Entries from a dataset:
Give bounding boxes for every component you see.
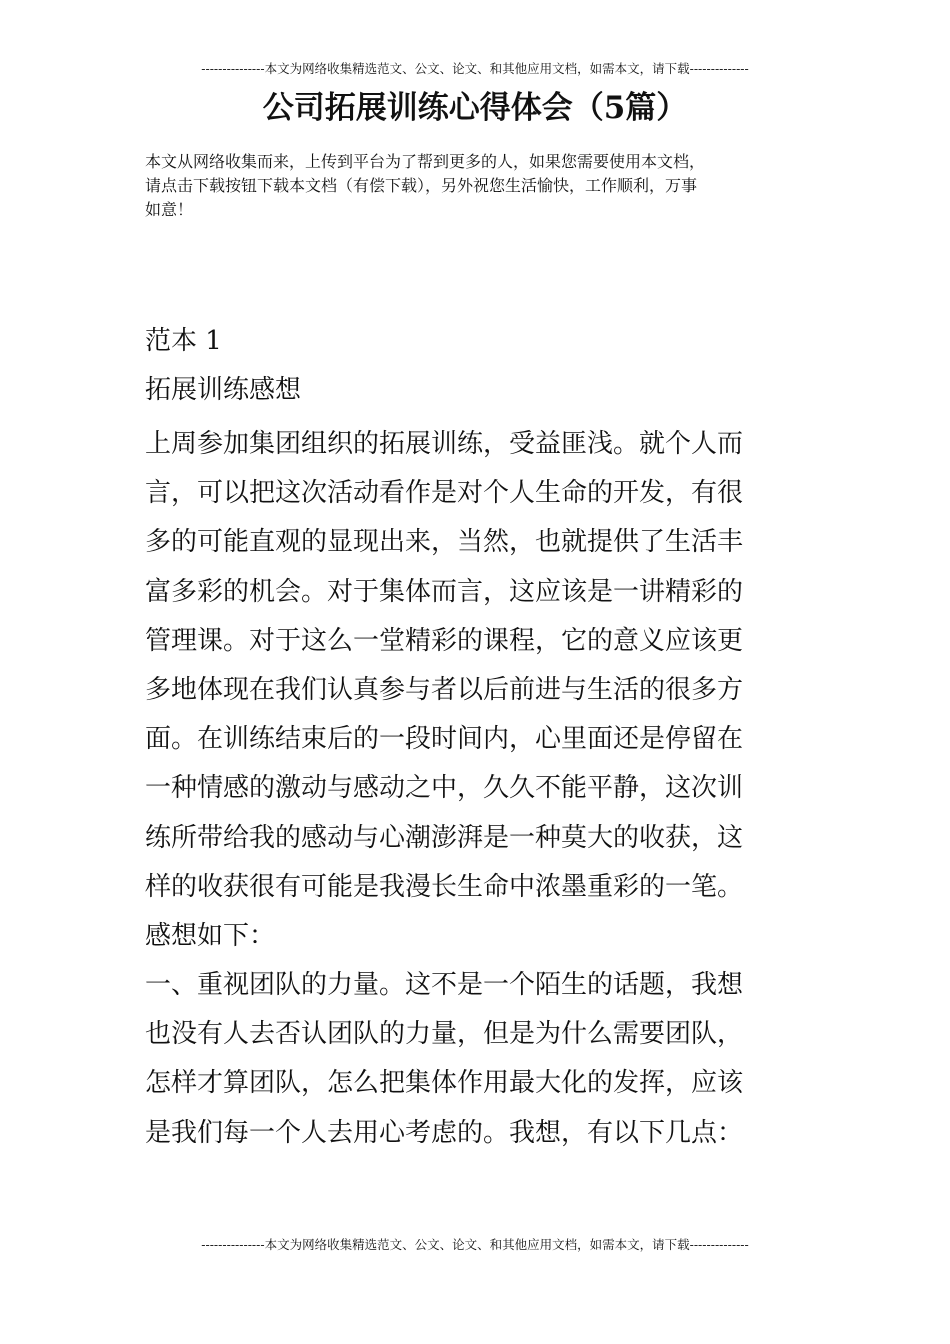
body-line: 怎样才算团队，怎么把集体作用最大化的发挥，应该 [145,1068,744,1099]
intro-line: 请点击下载按钮下载本文档（有偿下载），另外祝您生活愉快，工作顺利，万事 [145,176,698,195]
body-line: 多的可能直观的显现出来，当然，也就提供了生活丰 [145,527,744,558]
section-label: 范本 1 [145,326,222,356]
body-line: 上周参加集团组织的拓展训练，受益匪浅。就个人而 [145,429,744,459]
intro-line: 本文从网络收集而来，上传到平台为了帮到更多的人，如果您需要使用本文档， [145,152,706,171]
body-line: 言，可以把这次活动看作是对个人生命的开发，有很 [145,478,744,509]
body-line: 一种情感的激动与感动之中，久久不能平静，这次训 [145,773,744,804]
header-note: ---------------本文为网络收集精选范文、公文、论文、和其他应用文档，如需本文，请下载-------------- [201,61,749,76]
footer-note: ---------------本文为网络收集精选范文、公文、论文、和其他应用文档，如需本文，请下载-------------- [201,1237,749,1252]
body-line: 感想如下： [145,920,276,951]
body-line: 面。在训练结束后的一段时间内，心里面还是停留在 [145,724,744,755]
body-line: 一、重视团队的力量。这不是一个陌生的话题，我想 [145,970,744,1001]
body-line: 是我们每一个人去用心考虑的。我想，有以下几点： [145,1117,744,1148]
document-title: 公司拓展训练心得体会（5篇） [262,90,688,126]
intro-paragraph [145,150,815,222]
section-title: 拓展训练感想 [145,375,302,405]
body-text [145,420,825,1158]
body-line: 样的收获很有可能是我漫长生命中浓墨重彩的一笔。 [145,871,744,902]
intro-line: 如意！ [145,200,194,219]
body-line: 管理课。对于这么一堂精彩的课程，它的意义应该更 [145,625,744,656]
body-line: 也没有人去否认团队的力量，但是为什么需要团队， [145,1019,744,1050]
body-line: 富多彩的机会。对于集体而言，这应该是一讲精彩的 [145,576,744,607]
body-line: 练所带给我的感动与心潮澎湃是一种莫大的收获，这 [145,822,744,853]
body-line: 多地体现在我们认真参与者以后前进与生活的很多方 [145,674,744,705]
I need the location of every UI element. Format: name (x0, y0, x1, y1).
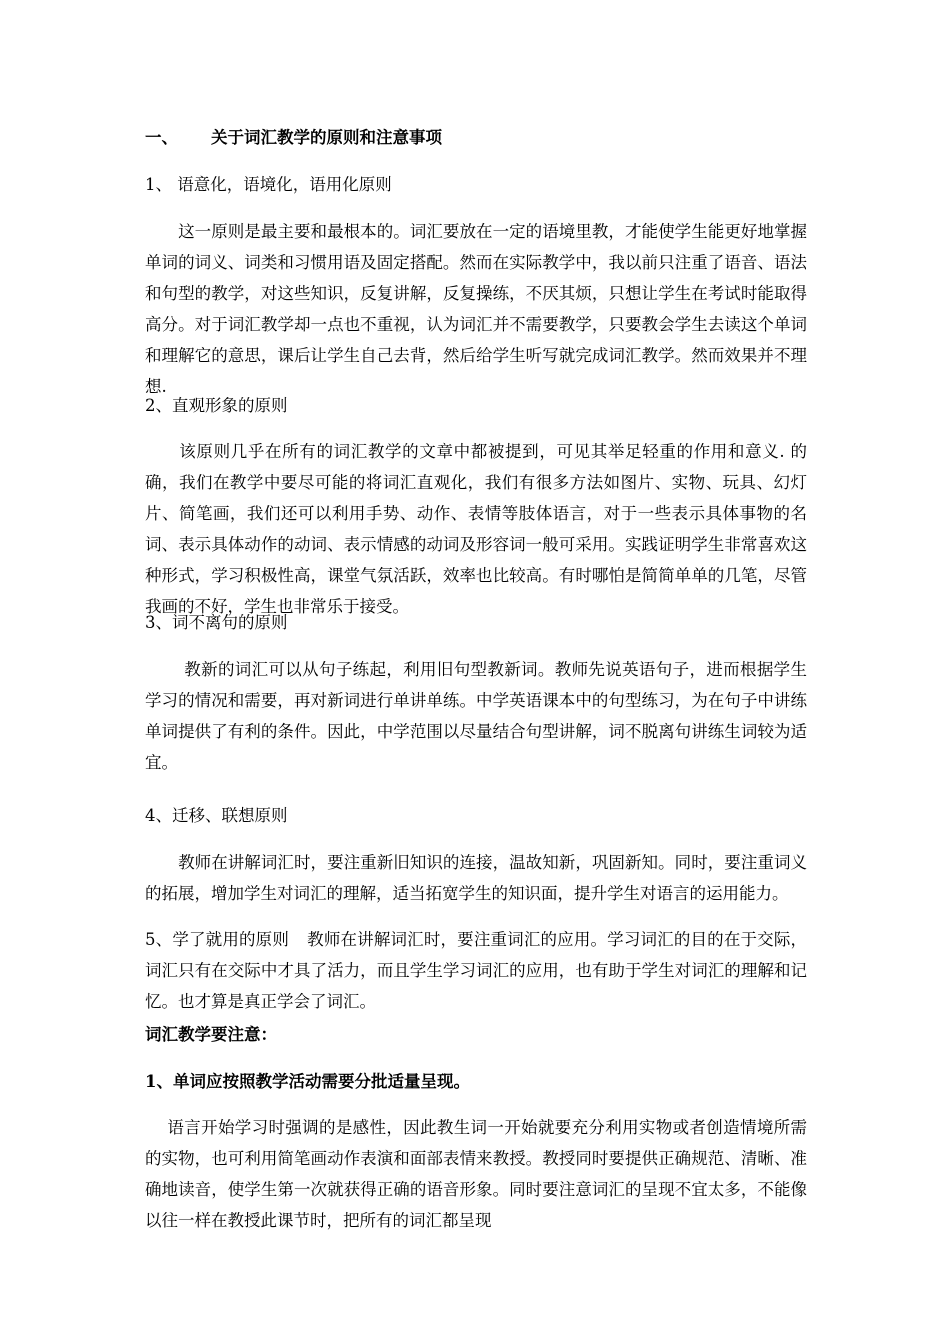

◆ **Given instruction**: How many lines in the rows above contain the string "intro"? Give only the number.

◆ **Output of the task**: 4